> TASK OBJECTIVE:
Filter the lines below, copying only those with the string "Output".

──────── EXTRACTED INFORMATION ────────

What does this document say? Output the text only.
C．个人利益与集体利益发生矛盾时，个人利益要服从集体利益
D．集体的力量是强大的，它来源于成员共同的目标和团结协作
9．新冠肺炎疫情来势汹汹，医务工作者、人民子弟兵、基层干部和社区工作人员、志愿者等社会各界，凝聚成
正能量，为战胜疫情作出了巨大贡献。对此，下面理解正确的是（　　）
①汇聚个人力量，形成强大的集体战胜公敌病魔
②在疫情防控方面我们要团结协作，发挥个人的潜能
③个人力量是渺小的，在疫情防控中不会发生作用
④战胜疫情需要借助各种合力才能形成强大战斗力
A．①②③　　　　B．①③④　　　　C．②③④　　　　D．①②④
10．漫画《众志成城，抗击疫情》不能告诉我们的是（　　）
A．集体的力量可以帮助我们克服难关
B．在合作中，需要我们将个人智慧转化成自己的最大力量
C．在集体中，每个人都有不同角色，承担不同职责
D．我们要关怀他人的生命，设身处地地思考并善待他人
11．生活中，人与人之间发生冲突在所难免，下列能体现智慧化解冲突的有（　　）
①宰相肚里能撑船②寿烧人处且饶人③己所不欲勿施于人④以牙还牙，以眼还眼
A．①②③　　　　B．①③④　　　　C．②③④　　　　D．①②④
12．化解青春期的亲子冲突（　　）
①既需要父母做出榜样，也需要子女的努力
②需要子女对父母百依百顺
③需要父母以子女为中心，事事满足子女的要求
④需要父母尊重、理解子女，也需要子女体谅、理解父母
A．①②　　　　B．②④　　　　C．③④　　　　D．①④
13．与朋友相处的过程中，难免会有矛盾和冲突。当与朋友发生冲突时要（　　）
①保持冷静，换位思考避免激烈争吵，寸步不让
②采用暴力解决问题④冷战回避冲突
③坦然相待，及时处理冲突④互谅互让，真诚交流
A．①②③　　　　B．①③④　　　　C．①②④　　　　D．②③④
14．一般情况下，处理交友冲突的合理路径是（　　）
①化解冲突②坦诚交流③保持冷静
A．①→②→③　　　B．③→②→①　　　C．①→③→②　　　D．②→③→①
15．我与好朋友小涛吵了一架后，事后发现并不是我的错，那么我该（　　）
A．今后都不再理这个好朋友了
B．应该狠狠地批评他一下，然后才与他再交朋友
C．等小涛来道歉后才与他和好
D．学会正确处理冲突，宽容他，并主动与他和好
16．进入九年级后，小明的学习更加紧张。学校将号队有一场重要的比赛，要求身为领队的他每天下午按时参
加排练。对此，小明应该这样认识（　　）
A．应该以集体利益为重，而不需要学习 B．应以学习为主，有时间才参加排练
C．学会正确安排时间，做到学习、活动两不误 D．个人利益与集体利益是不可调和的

────────
──────── EXTRACTED INFORMATION ────────

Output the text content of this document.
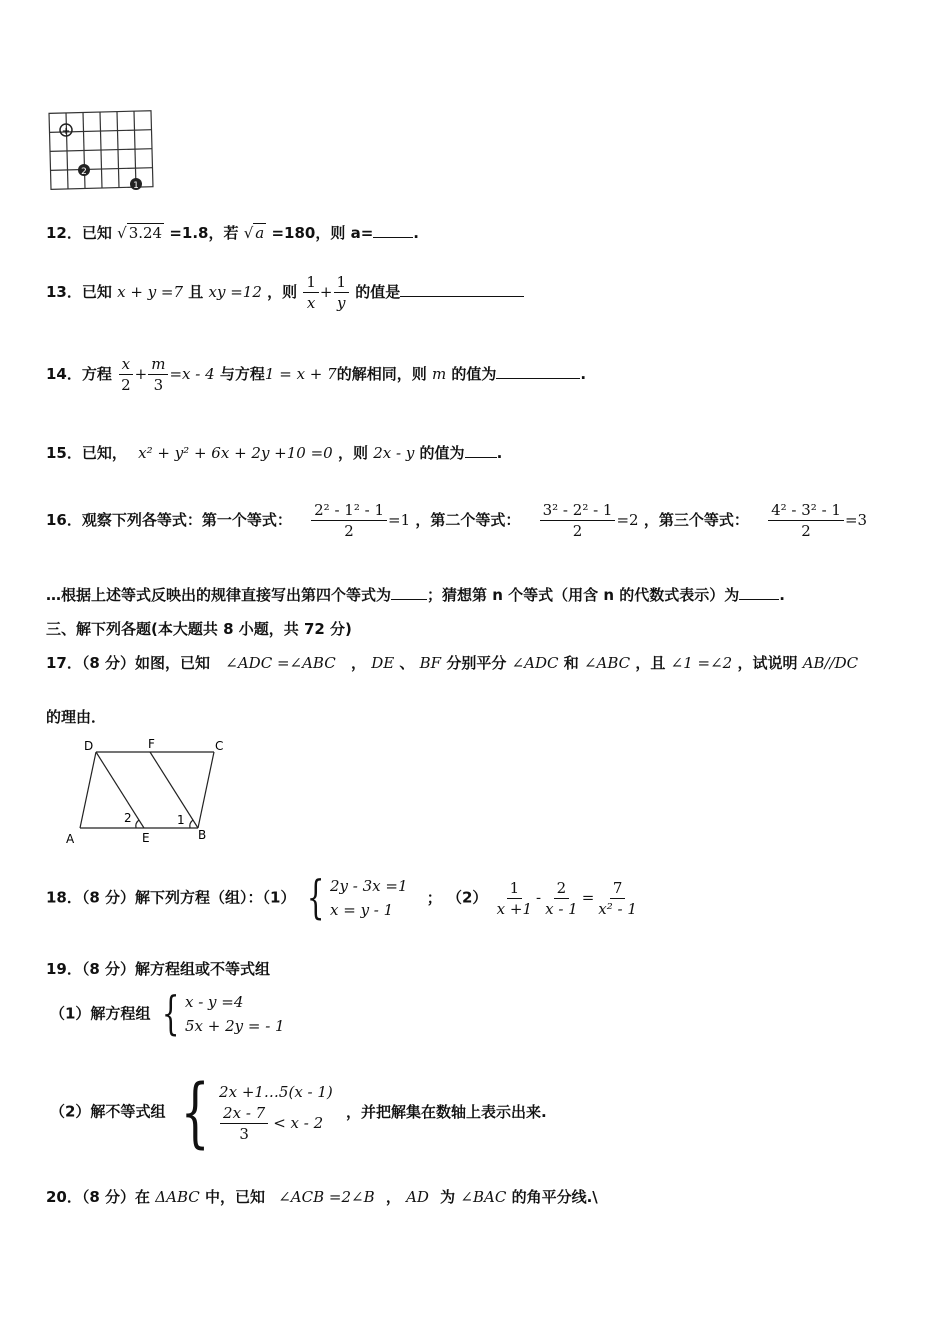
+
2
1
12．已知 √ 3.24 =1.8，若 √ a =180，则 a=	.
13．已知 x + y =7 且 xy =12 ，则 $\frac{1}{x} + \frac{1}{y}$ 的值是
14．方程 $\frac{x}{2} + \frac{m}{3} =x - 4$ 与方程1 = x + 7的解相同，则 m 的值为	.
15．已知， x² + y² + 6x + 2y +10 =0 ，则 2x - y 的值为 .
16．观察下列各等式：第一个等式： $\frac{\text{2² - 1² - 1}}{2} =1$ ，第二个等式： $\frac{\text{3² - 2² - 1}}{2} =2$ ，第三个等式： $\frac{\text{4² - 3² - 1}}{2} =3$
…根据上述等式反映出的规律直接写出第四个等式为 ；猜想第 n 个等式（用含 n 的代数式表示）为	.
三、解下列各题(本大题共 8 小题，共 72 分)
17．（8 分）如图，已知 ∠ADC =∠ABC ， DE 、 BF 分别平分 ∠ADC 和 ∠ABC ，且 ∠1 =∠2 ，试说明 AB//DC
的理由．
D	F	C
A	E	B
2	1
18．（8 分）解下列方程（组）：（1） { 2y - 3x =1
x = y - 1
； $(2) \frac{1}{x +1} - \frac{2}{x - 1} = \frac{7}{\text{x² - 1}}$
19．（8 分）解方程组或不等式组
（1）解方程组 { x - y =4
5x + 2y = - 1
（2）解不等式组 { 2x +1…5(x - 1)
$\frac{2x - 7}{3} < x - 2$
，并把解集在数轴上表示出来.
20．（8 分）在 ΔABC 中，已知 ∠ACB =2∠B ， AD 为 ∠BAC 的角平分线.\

────────

> SOLUTION FOR THIS PROBLEM:
What does this document say? Output the text only.
Output the text content of this document.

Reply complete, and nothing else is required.